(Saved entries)
——
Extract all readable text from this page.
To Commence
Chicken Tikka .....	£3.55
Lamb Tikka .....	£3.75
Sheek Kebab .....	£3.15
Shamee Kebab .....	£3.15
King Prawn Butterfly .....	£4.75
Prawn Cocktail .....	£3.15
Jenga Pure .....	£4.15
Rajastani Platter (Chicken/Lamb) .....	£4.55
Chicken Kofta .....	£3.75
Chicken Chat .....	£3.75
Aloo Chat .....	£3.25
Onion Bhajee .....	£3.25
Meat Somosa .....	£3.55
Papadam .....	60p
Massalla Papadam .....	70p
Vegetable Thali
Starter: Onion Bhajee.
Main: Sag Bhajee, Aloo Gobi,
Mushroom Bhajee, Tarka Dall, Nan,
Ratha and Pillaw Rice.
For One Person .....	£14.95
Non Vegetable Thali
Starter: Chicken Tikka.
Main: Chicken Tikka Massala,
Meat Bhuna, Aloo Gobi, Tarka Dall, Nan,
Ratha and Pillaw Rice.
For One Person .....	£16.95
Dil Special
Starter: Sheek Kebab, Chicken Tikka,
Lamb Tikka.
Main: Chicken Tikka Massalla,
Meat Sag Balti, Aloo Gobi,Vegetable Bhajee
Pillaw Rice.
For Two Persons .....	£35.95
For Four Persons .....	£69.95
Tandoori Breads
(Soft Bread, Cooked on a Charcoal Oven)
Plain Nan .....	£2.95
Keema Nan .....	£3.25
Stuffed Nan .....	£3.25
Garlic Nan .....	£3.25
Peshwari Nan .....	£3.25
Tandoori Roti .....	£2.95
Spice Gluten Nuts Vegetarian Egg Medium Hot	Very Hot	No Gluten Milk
——
**Exercise details:** Repeat the records exactly, including every line.

**Solution for this exercise:**
Extract all readable text from this page.
To Commence
Chicken Tikka .....	£3.55
Lamb Tikka .....	£3.75
Sheek Kebab .....	£3.15
Shamee Kebab .....	£3.15
King Prawn Butterfly .....	£4.75
Prawn Cocktail .....	£3.15
Jenga Pure .....	£4.15
Rajastani Platter (Chicken/Lamb) .....	£4.55
Chicken Kofta .....	£3.75
Chicken Chat .....	£3.75
Aloo Chat .....	£3.25
Onion Bhajee .....	£3.25
Meat Somosa .....	£3.55
Papadam .....	60p
Massalla Papadam .....	70p
Vegetable Thali
Starter: Onion Bhajee.
Main: Sag Bhajee, Aloo Gobi,
Mushroom Bhajee, Tarka Dall, Nan,
Ratha and Pillaw Rice.
For One Person .....	£14.95
Non Vegetable Thali
Starter: Chicken Tikka.
Main: Chicken Tikka Massala,
Meat Bhuna, Aloo Gobi, Tarka Dall, Nan,
Ratha and Pillaw Rice.
For One Person .....	£16.95
Dil Special
Starter: Sheek Kebab, Chicken Tikka,
Lamb Tikka.
Main: Chicken Tikka Massalla,
Meat Sag Balti, Aloo Gobi,Vegetable Bhajee
Pillaw Rice.
For Two Persons .....	£35.95
For Four Persons .....	£69.95
Tandoori Breads
(Soft Bread, Cooked on a Charcoal Oven)
Plain Nan .....	£2.95
Keema Nan .....	£3.25
Stuffed Nan .....	£3.25
Garlic Nan .....	£3.25
Peshwari Nan .....	£3.25
Tandoori Roti .....	£2.95
Spice Gluten Nuts Vegetarian Egg Medium Hot	Very Hot	No Gluten Milk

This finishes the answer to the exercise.